WHAT YOU WILL DO:
Scan the entries for lines with the word "that" and copy those lines.

##### DATA FOR ANALYSIS #####

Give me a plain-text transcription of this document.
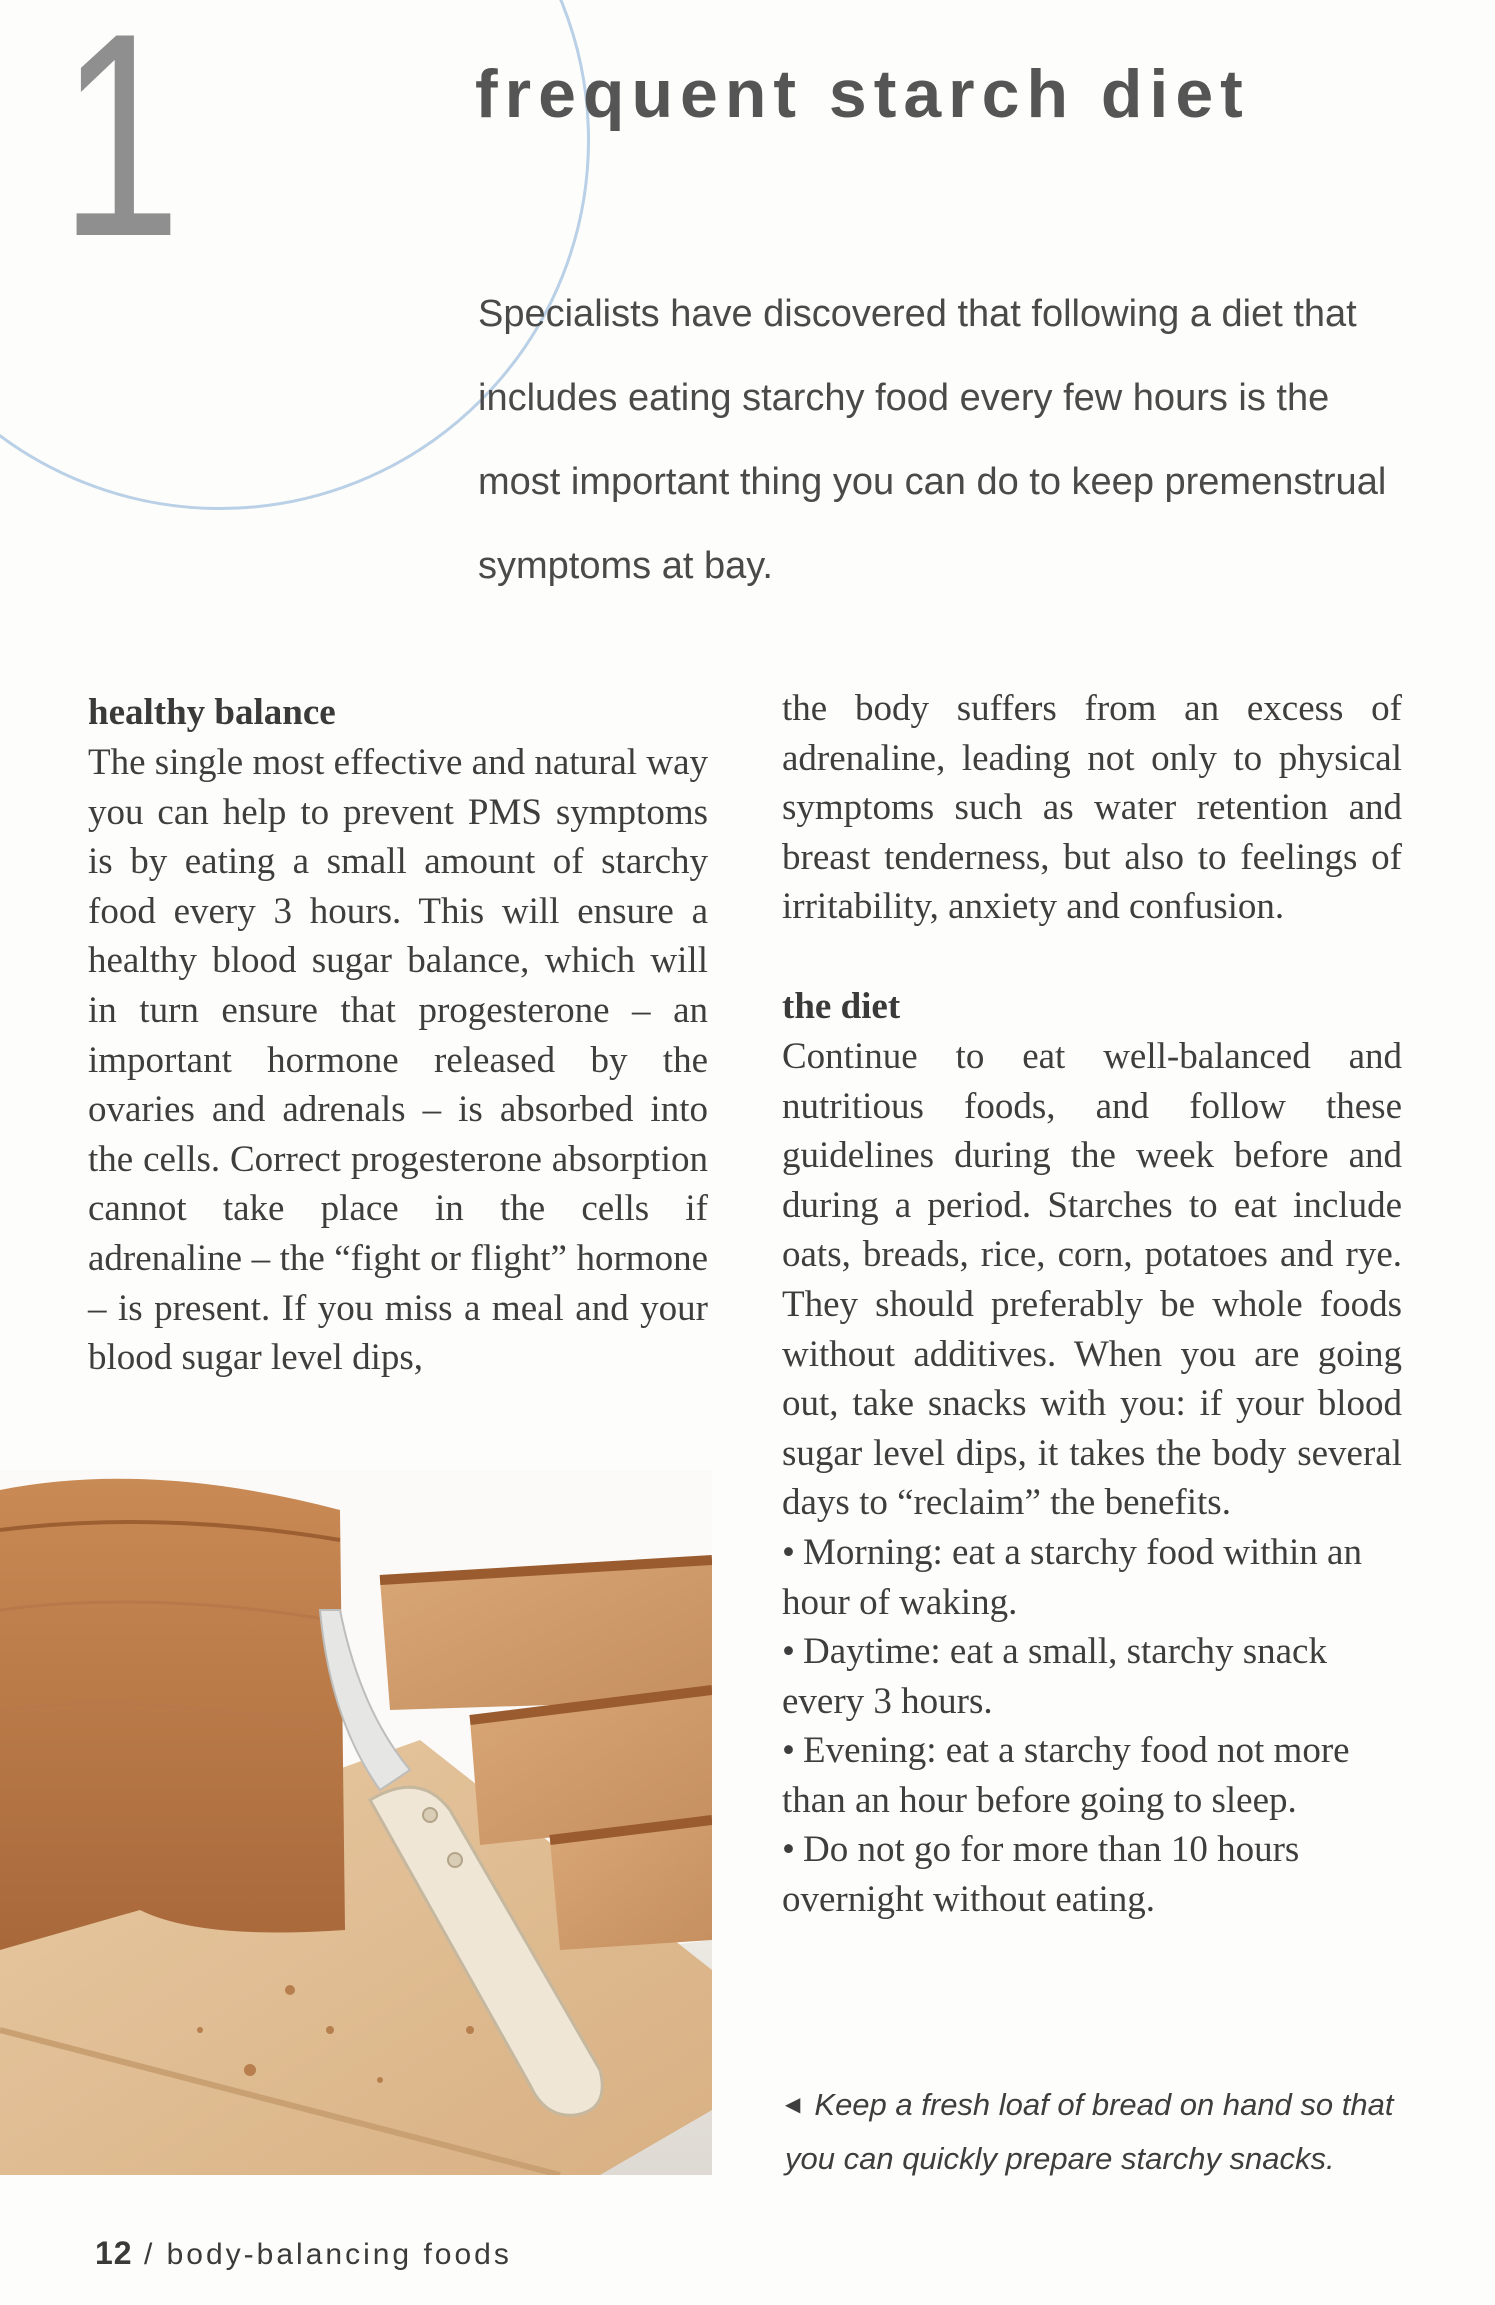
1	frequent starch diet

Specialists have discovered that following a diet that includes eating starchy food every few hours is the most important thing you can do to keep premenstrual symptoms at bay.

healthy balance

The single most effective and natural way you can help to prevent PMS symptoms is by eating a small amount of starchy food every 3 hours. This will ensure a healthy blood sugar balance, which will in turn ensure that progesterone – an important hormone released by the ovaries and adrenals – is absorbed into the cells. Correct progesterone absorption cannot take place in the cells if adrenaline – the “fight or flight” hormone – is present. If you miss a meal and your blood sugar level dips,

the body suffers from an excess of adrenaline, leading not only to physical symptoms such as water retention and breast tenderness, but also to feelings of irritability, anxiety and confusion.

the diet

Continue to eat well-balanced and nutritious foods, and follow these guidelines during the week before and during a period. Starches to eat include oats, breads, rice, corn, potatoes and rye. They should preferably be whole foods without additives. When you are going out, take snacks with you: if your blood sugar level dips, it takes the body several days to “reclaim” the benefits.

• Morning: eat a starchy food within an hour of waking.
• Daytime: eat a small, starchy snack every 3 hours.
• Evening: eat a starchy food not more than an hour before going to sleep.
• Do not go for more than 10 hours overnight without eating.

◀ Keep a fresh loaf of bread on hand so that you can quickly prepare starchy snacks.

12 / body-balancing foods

#####
##### DATA FOR ANALYSIS #####

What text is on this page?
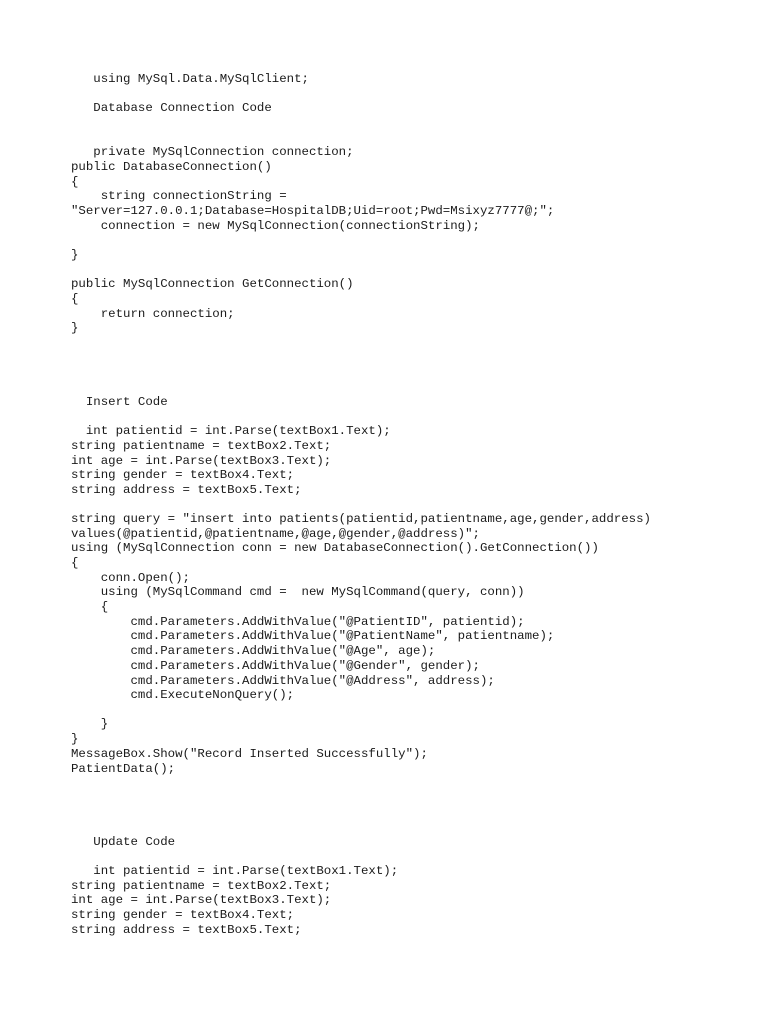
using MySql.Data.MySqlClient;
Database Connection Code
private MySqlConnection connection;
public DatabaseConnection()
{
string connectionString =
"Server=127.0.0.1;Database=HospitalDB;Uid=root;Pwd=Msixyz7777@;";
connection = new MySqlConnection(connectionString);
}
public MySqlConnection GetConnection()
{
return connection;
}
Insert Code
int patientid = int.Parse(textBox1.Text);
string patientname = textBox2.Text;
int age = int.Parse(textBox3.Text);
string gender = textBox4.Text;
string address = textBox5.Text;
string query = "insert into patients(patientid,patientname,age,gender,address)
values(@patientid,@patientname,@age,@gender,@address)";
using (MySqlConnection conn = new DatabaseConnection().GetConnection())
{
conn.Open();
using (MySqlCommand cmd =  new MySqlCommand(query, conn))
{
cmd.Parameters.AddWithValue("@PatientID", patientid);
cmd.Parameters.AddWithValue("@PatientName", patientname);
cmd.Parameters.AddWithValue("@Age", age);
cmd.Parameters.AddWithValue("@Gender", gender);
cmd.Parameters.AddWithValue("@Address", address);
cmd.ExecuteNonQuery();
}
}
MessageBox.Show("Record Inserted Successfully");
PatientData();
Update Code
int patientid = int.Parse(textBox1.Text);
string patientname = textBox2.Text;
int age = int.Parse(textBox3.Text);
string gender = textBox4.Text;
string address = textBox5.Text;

#####

THE COMPLETED TASK:
Specialists have discovered that following a diet that includes eating starchy food every few hours is the most important thing you can do to keep premenstrual symptoms at bay.
The single most effective and natural way you can help to prevent PMS symptoms is by eating a small amount of starchy food every 3 hours. This will ensure a healthy blood sugar balance, which will in turn ensure that progesterone – an important hormone released by the ovaries and adrenals – is absorbed into the cells. Correct progesterone absorption cannot take place in the cells if adrenaline – the “fight or flight” hormone – is present. If you miss a meal and your blood sugar level dips,
◀ Keep a fresh loaf of bread on hand so that you can quickly prepare starchy snacks.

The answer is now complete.